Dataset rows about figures
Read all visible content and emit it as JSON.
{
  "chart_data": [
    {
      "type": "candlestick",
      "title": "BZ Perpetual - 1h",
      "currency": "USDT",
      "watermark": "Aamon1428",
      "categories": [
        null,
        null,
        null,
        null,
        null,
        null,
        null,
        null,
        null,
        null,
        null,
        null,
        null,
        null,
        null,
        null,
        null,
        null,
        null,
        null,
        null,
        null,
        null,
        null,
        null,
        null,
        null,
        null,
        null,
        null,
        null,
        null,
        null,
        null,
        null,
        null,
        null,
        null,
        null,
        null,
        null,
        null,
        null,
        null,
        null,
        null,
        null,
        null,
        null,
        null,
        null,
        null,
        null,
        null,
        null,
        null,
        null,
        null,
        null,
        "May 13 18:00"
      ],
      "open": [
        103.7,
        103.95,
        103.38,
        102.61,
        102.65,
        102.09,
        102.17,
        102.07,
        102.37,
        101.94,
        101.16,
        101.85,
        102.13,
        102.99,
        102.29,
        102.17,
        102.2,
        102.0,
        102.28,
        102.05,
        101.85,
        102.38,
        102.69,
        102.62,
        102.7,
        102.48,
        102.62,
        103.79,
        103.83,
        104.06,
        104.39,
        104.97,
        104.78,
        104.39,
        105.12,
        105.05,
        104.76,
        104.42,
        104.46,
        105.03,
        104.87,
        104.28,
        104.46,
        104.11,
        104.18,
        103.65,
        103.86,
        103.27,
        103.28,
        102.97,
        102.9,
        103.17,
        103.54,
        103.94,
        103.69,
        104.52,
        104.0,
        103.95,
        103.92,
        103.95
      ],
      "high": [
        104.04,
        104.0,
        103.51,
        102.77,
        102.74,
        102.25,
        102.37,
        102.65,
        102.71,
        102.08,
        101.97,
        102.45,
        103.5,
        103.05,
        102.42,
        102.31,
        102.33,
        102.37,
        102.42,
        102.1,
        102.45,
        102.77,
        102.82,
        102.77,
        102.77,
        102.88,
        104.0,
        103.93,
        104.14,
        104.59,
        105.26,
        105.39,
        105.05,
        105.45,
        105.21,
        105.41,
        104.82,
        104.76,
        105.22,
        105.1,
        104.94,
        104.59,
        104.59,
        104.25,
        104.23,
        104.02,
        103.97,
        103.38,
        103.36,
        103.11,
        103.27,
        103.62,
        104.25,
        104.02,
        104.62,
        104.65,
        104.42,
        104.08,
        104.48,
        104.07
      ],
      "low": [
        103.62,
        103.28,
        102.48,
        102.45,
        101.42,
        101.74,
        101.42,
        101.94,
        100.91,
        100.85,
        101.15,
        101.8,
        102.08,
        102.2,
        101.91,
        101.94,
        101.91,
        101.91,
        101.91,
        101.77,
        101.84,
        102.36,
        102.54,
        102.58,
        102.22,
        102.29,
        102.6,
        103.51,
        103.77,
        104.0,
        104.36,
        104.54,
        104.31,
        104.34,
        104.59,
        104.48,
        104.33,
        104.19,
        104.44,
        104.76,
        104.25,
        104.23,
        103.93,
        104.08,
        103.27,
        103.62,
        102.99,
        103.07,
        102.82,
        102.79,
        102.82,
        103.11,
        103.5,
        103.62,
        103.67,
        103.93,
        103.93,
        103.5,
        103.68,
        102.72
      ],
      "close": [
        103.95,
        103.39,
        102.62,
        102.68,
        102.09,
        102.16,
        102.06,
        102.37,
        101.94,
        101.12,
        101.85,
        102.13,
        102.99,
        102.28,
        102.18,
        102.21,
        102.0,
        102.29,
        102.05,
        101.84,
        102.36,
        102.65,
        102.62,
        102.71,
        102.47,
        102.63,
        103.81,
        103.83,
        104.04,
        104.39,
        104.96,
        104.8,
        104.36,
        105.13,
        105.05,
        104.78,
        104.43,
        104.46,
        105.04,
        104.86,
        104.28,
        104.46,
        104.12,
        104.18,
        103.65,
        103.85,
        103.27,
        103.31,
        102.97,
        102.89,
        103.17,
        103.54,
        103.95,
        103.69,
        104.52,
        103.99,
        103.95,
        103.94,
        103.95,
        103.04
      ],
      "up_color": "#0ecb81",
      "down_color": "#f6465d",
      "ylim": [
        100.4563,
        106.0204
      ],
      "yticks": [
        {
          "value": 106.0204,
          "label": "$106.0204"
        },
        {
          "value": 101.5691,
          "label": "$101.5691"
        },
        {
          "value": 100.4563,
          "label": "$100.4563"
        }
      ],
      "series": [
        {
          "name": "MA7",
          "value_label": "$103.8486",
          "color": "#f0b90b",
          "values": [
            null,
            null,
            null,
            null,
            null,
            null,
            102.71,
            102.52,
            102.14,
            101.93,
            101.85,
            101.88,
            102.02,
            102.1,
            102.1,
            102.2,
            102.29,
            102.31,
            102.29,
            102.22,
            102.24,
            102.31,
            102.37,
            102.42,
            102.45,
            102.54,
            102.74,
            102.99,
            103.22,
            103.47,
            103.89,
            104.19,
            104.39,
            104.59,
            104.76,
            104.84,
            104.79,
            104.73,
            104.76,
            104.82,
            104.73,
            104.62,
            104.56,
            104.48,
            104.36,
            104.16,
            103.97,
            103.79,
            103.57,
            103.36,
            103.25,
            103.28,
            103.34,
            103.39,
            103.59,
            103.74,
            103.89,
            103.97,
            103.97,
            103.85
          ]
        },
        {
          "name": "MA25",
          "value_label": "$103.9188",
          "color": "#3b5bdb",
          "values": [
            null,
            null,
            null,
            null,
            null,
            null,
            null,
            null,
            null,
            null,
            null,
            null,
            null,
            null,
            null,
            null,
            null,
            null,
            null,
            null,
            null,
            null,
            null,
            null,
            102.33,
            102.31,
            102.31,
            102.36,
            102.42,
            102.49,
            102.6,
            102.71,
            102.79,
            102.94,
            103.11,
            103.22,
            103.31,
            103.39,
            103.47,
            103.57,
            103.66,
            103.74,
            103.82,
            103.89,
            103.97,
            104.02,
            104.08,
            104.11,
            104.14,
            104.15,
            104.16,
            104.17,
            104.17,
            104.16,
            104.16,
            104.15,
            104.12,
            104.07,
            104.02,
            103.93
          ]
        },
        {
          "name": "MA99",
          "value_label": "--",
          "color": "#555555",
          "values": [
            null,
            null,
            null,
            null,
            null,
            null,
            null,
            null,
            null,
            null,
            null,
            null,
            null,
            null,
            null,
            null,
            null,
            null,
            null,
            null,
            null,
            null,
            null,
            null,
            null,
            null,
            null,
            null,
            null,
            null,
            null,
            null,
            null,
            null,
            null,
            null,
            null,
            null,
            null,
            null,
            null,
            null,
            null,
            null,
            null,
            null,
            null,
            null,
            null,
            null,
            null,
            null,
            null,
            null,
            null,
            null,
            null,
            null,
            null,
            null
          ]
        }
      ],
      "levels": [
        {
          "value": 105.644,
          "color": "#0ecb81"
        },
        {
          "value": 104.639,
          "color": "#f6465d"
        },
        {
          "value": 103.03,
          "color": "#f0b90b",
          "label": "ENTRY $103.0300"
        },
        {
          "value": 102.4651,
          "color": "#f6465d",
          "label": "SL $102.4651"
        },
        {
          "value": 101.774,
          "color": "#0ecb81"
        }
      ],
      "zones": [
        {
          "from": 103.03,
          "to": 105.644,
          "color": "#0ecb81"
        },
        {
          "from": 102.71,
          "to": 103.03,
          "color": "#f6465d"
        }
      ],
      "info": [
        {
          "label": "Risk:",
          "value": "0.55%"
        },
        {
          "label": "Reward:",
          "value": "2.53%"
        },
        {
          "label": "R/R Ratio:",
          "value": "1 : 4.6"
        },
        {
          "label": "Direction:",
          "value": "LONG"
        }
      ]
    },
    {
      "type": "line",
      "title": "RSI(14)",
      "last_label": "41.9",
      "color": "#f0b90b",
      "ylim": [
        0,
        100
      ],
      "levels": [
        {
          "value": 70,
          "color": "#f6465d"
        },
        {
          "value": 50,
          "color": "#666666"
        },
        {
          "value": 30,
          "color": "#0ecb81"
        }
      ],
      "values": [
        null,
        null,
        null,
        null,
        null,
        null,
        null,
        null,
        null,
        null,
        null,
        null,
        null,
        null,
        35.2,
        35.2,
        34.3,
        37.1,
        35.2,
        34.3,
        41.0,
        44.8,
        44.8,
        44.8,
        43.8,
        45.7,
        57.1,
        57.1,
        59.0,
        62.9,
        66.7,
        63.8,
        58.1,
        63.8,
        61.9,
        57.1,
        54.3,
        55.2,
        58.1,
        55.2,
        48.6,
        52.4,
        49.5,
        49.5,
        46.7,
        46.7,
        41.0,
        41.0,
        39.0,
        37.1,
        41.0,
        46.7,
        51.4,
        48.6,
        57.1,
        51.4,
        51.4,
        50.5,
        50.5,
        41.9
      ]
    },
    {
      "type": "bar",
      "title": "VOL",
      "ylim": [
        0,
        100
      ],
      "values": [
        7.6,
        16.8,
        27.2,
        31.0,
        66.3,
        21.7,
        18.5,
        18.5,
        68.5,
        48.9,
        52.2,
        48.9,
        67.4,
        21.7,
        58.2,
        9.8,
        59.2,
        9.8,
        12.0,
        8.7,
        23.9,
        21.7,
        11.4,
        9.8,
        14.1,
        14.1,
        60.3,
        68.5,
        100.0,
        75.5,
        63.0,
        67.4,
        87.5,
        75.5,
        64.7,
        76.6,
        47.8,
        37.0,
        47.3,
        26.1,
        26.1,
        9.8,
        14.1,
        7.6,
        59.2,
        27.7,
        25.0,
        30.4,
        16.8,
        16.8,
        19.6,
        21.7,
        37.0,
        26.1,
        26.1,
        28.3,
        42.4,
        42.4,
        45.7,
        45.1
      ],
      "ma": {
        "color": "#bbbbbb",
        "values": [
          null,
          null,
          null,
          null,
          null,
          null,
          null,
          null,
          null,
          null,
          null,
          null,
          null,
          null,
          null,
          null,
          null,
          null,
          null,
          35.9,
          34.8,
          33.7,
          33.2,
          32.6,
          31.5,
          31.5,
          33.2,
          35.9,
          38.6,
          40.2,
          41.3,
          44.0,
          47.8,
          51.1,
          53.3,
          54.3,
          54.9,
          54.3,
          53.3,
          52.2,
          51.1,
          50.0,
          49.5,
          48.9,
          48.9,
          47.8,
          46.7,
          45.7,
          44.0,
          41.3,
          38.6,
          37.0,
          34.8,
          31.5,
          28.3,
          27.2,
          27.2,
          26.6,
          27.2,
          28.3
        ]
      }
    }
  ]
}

### TASK INSTRUCTIONS
Tally how many lines of the records hold the word "type". Answer with the number only.

### TASK RESULT
3